You are to retype all of the data exactly as it appears.

* Start *

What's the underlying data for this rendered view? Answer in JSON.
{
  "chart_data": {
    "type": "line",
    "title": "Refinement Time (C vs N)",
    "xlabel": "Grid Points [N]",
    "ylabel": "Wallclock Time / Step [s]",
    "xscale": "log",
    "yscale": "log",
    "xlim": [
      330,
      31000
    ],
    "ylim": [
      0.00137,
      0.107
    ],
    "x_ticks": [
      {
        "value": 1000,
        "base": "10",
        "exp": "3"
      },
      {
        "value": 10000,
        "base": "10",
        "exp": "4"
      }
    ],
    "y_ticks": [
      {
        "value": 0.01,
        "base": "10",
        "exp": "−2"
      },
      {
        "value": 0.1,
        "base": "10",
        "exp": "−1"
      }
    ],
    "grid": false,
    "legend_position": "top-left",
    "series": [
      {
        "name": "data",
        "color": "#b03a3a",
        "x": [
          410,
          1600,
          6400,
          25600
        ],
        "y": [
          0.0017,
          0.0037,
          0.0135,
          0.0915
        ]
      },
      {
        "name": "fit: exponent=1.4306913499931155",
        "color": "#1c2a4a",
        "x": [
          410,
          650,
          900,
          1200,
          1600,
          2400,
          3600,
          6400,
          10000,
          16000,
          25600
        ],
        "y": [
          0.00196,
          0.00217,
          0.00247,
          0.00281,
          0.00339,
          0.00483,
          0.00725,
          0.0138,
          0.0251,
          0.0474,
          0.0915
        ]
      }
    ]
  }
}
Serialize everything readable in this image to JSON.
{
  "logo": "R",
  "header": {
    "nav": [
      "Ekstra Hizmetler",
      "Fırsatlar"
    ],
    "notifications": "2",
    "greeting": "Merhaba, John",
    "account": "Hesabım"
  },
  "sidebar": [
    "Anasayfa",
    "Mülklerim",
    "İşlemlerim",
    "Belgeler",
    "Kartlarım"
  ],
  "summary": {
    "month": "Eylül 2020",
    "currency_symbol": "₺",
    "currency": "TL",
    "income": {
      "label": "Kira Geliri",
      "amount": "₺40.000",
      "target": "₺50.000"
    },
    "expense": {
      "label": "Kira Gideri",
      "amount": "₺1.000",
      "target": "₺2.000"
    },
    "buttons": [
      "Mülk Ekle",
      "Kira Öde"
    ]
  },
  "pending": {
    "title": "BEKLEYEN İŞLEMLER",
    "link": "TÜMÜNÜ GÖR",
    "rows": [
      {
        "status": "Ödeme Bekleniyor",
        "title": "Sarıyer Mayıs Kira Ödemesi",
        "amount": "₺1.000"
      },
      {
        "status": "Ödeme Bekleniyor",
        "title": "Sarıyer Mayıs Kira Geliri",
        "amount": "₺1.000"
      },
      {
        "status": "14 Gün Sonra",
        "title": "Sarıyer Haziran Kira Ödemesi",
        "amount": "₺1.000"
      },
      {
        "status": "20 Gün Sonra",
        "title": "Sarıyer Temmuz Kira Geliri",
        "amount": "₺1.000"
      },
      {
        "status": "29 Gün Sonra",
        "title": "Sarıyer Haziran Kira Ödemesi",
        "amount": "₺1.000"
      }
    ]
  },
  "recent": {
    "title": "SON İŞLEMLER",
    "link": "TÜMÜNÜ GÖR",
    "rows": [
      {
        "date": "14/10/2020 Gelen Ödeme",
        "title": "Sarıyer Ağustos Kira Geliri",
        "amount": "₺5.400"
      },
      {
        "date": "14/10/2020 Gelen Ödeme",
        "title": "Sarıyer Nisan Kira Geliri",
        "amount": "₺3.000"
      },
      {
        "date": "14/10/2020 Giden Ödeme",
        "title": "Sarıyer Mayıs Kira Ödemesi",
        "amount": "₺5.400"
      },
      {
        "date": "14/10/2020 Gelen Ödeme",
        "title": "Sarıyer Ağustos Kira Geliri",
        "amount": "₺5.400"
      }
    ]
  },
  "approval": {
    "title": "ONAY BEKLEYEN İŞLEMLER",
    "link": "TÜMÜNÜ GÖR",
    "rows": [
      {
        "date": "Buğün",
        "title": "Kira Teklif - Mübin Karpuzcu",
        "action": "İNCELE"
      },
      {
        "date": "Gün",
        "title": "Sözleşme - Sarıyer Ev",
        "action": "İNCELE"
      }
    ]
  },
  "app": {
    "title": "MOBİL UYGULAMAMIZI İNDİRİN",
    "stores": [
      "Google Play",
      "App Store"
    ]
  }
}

* End *

Exercise output:
What's the underlying data for this rendered view? Answer in JSON.
{
  "chart_data": {
    "type": "line",
    "title": "Refinement Time (C vs N)",
    "xlabel": "Grid Points [N]",
    "ylabel": "Wallclock Time / Step [s]",
    "xscale": "log",
    "yscale": "log",
    "xlim": [
      330,
      31000
    ],
    "ylim": [
      0.00137,
      0.107
    ],
    "x_ticks": [
      {
        "value": 1000,
        "base": "10",
        "exp": "3"
      },
      {
        "value": 10000,
        "base": "10",
        "exp": "4"
      }
    ],
    "y_ticks": [
      {
        "value": 0.01,
        "base": "10",
        "exp": "−2"
      },
      {
        "value": 0.1,
        "base": "10",
        "exp": "−1"
      }
    ],
    "grid": false,
    "legend_position": "top-left",
    "series": [
      {
        "name": "data",
        "color": "#b03a3a",
        "x": [
          410,
          1600,
          6400,
          25600
        ],
        "y": [
          0.0017,
          0.0037,
          0.0135,
          0.0915
        ]
      },
      {
        "name": "fit: exponent=1.4306913499931155",
        "color": "#1c2a4a",
        "x": [
          410,
          650,
          900,
          1200,
          1600,
          2400,
          3600,
          6400,
          10000,
          16000,
          25600
        ],
        "y": [
          0.00196,
          0.00217,
          0.00247,
          0.00281,
          0.00339,
          0.00483,
          0.00725,
          0.0138,
          0.0251,
          0.0474,
          0.0915
        ]
      }
    ]
  }
}
Serialize everything readable in this image to JSON.
{
  "logo": "R",
  "header": {
    "nav": [
      "Ekstra Hizmetler",
      "Fırsatlar"
    ],
    "notifications": "2",
    "greeting": "Merhaba, John",
    "account": "Hesabım"
  },
  "sidebar": [
    "Anasayfa",
    "Mülklerim",
    "İşlemlerim",
    "Belgeler",
    "Kartlarım"
  ],
  "summary": {
    "month": "Eylül 2020",
    "currency_symbol": "₺",
    "currency": "TL",
    "income": {
      "label": "Kira Geliri",
      "amount": "₺40.000",
      "target": "₺50.000"
    },
    "expense": {
      "label": "Kira Gideri",
      "amount": "₺1.000",
      "target": "₺2.000"
    },
    "buttons": [
      "Mülk Ekle",
      "Kira Öde"
    ]
  },
  "pending": {
    "title": "BEKLEYEN İŞLEMLER",
    "link": "TÜMÜNÜ GÖR",
    "rows": [
      {
        "status": "Ödeme Bekleniyor",
        "title": "Sarıyer Mayıs Kira Ödemesi",
        "amount": "₺1.000"
      },
      {
        "status": "Ödeme Bekleniyor",
        "title": "Sarıyer Mayıs Kira Geliri",
        "amount": "₺1.000"
      },
      {
        "status": "14 Gün Sonra",
        "title": "Sarıyer Haziran Kira Ödemesi",
        "amount": "₺1.000"
      },
      {
        "status": "20 Gün Sonra",
        "title": "Sarıyer Temmuz Kira Geliri",
        "amount": "₺1.000"
      },
      {
        "status": "29 Gün Sonra",
        "title": "Sarıyer Haziran Kira Ödemesi",
        "amount": "₺1.000"
      }
    ]
  },
  "recent": {
    "title": "SON İŞLEMLER",
    "link": "TÜMÜNÜ GÖR",
    "rows": [
      {
        "date": "14/10/2020 Gelen Ödeme",
        "title": "Sarıyer Ağustos Kira Geliri",
        "amount": "₺5.400"
      },
      {
        "date": "14/10/2020 Gelen Ödeme",
        "title": "Sarıyer Nisan Kira Geliri",
        "amount": "₺3.000"
      },
      {
        "date": "14/10/2020 Giden Ödeme",
        "title": "Sarıyer Mayıs Kira Ödemesi",
        "amount": "₺5.400"
      },
      {
        "date": "14/10/2020 Gelen Ödeme",
        "title": "Sarıyer Ağustos Kira Geliri",
        "amount": "₺5.400"
      }
    ]
  },
  "approval": {
    "title": "ONAY BEKLEYEN İŞLEMLER",
    "link": "TÜMÜNÜ GÖR",
    "rows": [
      {
        "date": "Buğün",
        "title": "Kira Teklif - Mübin Karpuzcu",
        "action": "İNCELE"
      },
      {
        "date": "Gün",
        "title": "Sözleşme - Sarıyer Ev",
        "action": "İNCELE"
      }
    ]
  },
  "app": {
    "title": "MOBİL UYGULAMAMIZI İNDİRİN",
    "stores": [
      "Google Play",
      "App Store"
    ]
  }
}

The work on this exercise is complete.